SET PROBLEM -> Set down the material below in full, matching it exactly.

• • •

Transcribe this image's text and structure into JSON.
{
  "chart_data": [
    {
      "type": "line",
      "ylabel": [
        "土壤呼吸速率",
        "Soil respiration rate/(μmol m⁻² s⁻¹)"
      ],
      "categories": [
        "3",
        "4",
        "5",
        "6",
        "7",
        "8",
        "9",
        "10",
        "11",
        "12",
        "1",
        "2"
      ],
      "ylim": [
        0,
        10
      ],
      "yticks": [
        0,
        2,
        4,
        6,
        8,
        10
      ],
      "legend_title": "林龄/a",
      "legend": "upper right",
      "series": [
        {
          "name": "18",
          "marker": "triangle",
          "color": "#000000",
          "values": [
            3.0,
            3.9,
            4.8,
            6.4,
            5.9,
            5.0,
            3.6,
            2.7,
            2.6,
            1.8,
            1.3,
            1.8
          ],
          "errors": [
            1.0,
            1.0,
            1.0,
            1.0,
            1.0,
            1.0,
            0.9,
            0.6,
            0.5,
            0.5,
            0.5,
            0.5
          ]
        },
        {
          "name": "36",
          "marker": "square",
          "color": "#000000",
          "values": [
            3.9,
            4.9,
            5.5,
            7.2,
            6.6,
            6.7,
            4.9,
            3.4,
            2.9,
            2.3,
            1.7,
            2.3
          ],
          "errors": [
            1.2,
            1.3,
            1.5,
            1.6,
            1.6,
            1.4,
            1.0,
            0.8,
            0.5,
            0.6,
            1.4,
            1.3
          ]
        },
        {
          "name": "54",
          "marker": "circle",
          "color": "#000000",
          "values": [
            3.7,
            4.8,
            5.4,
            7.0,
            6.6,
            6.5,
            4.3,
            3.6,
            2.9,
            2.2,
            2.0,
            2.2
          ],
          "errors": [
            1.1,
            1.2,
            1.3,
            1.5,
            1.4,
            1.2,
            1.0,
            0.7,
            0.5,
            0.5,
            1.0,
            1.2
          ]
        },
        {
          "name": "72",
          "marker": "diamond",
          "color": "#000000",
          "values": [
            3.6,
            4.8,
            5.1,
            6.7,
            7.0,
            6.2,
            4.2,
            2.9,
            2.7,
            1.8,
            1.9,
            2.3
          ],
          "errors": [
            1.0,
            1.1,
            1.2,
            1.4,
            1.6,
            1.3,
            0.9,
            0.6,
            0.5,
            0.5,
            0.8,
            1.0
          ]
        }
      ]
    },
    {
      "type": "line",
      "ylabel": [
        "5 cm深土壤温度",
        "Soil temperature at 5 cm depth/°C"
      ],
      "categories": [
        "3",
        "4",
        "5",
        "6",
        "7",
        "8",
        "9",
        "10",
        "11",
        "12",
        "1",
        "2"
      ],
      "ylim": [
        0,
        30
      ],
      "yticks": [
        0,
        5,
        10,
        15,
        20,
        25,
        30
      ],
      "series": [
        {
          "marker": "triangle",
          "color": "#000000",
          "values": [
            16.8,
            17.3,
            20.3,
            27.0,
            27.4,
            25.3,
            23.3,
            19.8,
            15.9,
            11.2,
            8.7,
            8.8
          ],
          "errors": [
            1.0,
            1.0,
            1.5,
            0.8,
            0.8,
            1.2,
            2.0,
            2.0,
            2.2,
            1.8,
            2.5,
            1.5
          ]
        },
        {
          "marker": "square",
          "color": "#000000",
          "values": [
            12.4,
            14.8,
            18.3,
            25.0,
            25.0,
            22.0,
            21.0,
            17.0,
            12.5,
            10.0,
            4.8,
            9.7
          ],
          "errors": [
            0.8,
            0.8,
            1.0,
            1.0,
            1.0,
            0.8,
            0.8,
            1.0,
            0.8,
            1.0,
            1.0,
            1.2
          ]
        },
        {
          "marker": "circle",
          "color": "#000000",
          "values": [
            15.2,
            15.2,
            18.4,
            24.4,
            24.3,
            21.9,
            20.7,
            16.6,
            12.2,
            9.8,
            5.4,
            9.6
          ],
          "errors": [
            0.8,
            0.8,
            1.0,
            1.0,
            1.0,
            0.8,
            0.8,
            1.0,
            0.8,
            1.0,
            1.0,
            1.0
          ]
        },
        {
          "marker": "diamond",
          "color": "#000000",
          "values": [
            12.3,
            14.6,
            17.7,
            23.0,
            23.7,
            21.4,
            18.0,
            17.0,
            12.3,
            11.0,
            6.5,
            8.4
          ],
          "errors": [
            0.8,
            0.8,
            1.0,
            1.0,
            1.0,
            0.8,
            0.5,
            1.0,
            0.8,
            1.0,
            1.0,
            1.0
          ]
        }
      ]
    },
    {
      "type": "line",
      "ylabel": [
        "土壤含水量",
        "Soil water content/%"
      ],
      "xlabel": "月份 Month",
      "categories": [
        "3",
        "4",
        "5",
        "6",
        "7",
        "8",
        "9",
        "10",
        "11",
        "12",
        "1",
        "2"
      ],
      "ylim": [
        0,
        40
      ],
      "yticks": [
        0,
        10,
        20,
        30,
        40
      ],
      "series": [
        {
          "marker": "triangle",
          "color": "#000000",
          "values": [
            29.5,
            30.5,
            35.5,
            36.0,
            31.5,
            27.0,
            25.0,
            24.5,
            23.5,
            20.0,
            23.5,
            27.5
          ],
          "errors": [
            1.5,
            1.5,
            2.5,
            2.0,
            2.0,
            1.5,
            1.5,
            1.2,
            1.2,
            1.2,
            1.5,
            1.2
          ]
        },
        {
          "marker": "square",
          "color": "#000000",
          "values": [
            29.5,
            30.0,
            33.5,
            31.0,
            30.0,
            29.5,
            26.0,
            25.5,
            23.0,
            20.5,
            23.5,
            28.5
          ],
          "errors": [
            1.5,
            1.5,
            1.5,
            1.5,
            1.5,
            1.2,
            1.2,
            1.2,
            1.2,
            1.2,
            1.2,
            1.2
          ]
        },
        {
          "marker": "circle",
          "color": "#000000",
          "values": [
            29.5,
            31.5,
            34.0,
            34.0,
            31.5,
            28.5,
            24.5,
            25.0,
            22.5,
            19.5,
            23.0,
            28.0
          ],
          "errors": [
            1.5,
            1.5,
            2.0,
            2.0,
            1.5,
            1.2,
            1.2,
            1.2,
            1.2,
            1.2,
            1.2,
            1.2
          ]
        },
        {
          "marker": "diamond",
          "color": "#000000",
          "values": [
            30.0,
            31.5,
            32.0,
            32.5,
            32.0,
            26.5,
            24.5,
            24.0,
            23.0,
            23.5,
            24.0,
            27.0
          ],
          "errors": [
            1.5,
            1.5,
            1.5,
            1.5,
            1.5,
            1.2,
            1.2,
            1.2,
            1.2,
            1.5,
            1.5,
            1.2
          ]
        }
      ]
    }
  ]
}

• • •

TASK RESPONSE ->
Transcribe this image's text and structure into JSON.
{
  "chart_data": [
    {
      "type": "line",
      "ylabel": [
        "土壤呼吸速率",
        "Soil respiration rate/(μmol m⁻² s⁻¹)"
      ],
      "categories": [
        "3",
        "4",
        "5",
        "6",
        "7",
        "8",
        "9",
        "10",
        "11",
        "12",
        "1",
        "2"
      ],
      "ylim": [
        0,
        10
      ],
      "yticks": [
        0,
        2,
        4,
        6,
        8,
        10
      ],
      "legend_title": "林龄/a",
      "legend": "upper right",
      "series": [
        {
          "name": "18",
          "marker": "triangle",
          "color": "#000000",
          "values": [
            3.0,
            3.9,
            4.8,
            6.4,
            5.9,
            5.0,
            3.6,
            2.7,
            2.6,
            1.8,
            1.3,
            1.8
          ],
          "errors": [
            1.0,
            1.0,
            1.0,
            1.0,
            1.0,
            1.0,
            0.9,
            0.6,
            0.5,
            0.5,
            0.5,
            0.5
          ]
        },
        {
          "name": "36",
          "marker": "square",
          "color": "#000000",
          "values": [
            3.9,
            4.9,
            5.5,
            7.2,
            6.6,
            6.7,
            4.9,
            3.4,
            2.9,
            2.3,
            1.7,
            2.3
          ],
          "errors": [
            1.2,
            1.3,
            1.5,
            1.6,
            1.6,
            1.4,
            1.0,
            0.8,
            0.5,
            0.6,
            1.4,
            1.3
          ]
        },
        {
          "name": "54",
          "marker": "circle",
          "color": "#000000",
          "values": [
            3.7,
            4.8,
            5.4,
            7.0,
            6.6,
            6.5,
            4.3,
            3.6,
            2.9,
            2.2,
            2.0,
            2.2
          ],
          "errors": [
            1.1,
            1.2,
            1.3,
            1.5,
            1.4,
            1.2,
            1.0,
            0.7,
            0.5,
            0.5,
            1.0,
            1.2
          ]
        },
        {
          "name": "72",
          "marker": "diamond",
          "color": "#000000",
          "values": [
            3.6,
            4.8,
            5.1,
            6.7,
            7.0,
            6.2,
            4.2,
            2.9,
            2.7,
            1.8,
            1.9,
            2.3
          ],
          "errors": [
            1.0,
            1.1,
            1.2,
            1.4,
            1.6,
            1.3,
            0.9,
            0.6,
            0.5,
            0.5,
            0.8,
            1.0
          ]
        }
      ]
    },
    {
      "type": "line",
      "ylabel": [
        "5 cm深土壤温度",
        "Soil temperature at 5 cm depth/°C"
      ],
      "categories": [
        "3",
        "4",
        "5",
        "6",
        "7",
        "8",
        "9",
        "10",
        "11",
        "12",
        "1",
        "2"
      ],
      "ylim": [
        0,
        30
      ],
      "yticks": [
        0,
        5,
        10,
        15,
        20,
        25,
        30
      ],
      "series": [
        {
          "marker": "triangle",
          "color": "#000000",
          "values": [
            16.8,
            17.3,
            20.3,
            27.0,
            27.4,
            25.3,
            23.3,
            19.8,
            15.9,
            11.2,
            8.7,
            8.8
          ],
          "errors": [
            1.0,
            1.0,
            1.5,
            0.8,
            0.8,
            1.2,
            2.0,
            2.0,
            2.2,
            1.8,
            2.5,
            1.5
          ]
        },
        {
          "marker": "square",
          "color": "#000000",
          "values": [
            12.4,
            14.8,
            18.3,
            25.0,
            25.0,
            22.0,
            21.0,
            17.0,
            12.5,
            10.0,
            4.8,
            9.7
          ],
          "errors": [
            0.8,
            0.8,
            1.0,
            1.0,
            1.0,
            0.8,
            0.8,
            1.0,
            0.8,
            1.0,
            1.0,
            1.2
          ]
        },
        {
          "marker": "circle",
          "color": "#000000",
          "values": [
            15.2,
            15.2,
            18.4,
            24.4,
            24.3,
            21.9,
            20.7,
            16.6,
            12.2,
            9.8,
            5.4,
            9.6
          ],
          "errors": [
            0.8,
            0.8,
            1.0,
            1.0,
            1.0,
            0.8,
            0.8,
            1.0,
            0.8,
            1.0,
            1.0,
            1.0
          ]
        },
        {
          "marker": "diamond",
          "color": "#000000",
          "values": [
            12.3,
            14.6,
            17.7,
            23.0,
            23.7,
            21.4,
            18.0,
            17.0,
            12.3,
            11.0,
            6.5,
            8.4
          ],
          "errors": [
            0.8,
            0.8,
            1.0,
            1.0,
            1.0,
            0.8,
            0.5,
            1.0,
            0.8,
            1.0,
            1.0,
            1.0
          ]
        }
      ]
    },
    {
      "type": "line",
      "ylabel": [
        "土壤含水量",
        "Soil water content/%"
      ],
      "xlabel": "月份 Month",
      "categories": [
        "3",
        "4",
        "5",
        "6",
        "7",
        "8",
        "9",
        "10",
        "11",
        "12",
        "1",
        "2"
      ],
      "ylim": [
        0,
        40
      ],
      "yticks": [
        0,
        10,
        20,
        30,
        40
      ],
      "series": [
        {
          "marker": "triangle",
          "color": "#000000",
          "values": [
            29.5,
            30.5,
            35.5,
            36.0,
            31.5,
            27.0,
            25.0,
            24.5,
            23.5,
            20.0,
            23.5,
            27.5
          ],
          "errors": [
            1.5,
            1.5,
            2.5,
            2.0,
            2.0,
            1.5,
            1.5,
            1.2,
            1.2,
            1.2,
            1.5,
            1.2
          ]
        },
        {
          "marker": "square",
          "color": "#000000",
          "values": [
            29.5,
            30.0,
            33.5,
            31.0,
            30.0,
            29.5,
            26.0,
            25.5,
            23.0,
            20.5,
            23.5,
            28.5
          ],
          "errors": [
            1.5,
            1.5,
            1.5,
            1.5,
            1.5,
            1.2,
            1.2,
            1.2,
            1.2,
            1.2,
            1.2,
            1.2
          ]
        },
        {
          "marker": "circle",
          "color": "#000000",
          "values": [
            29.5,
            31.5,
            34.0,
            34.0,
            31.5,
            28.5,
            24.5,
            25.0,
            22.5,
            19.5,
            23.0,
            28.0
          ],
          "errors": [
            1.5,
            1.5,
            2.0,
            2.0,
            1.5,
            1.2,
            1.2,
            1.2,
            1.2,
            1.2,
            1.2,
            1.2
          ]
        },
        {
          "marker": "diamond",
          "color": "#000000",
          "values": [
            30.0,
            31.5,
            32.0,
            32.5,
            32.0,
            26.5,
            24.5,
            24.0,
            23.0,
            23.5,
            24.0,
            27.0
          ],
          "errors": [
            1.5,
            1.5,
            1.5,
            1.5,
            1.5,
            1.2,
            1.2,
            1.2,
            1.2,
            1.5,
            1.5,
            1.2
          ]
        }
      ]
    }
  ]
}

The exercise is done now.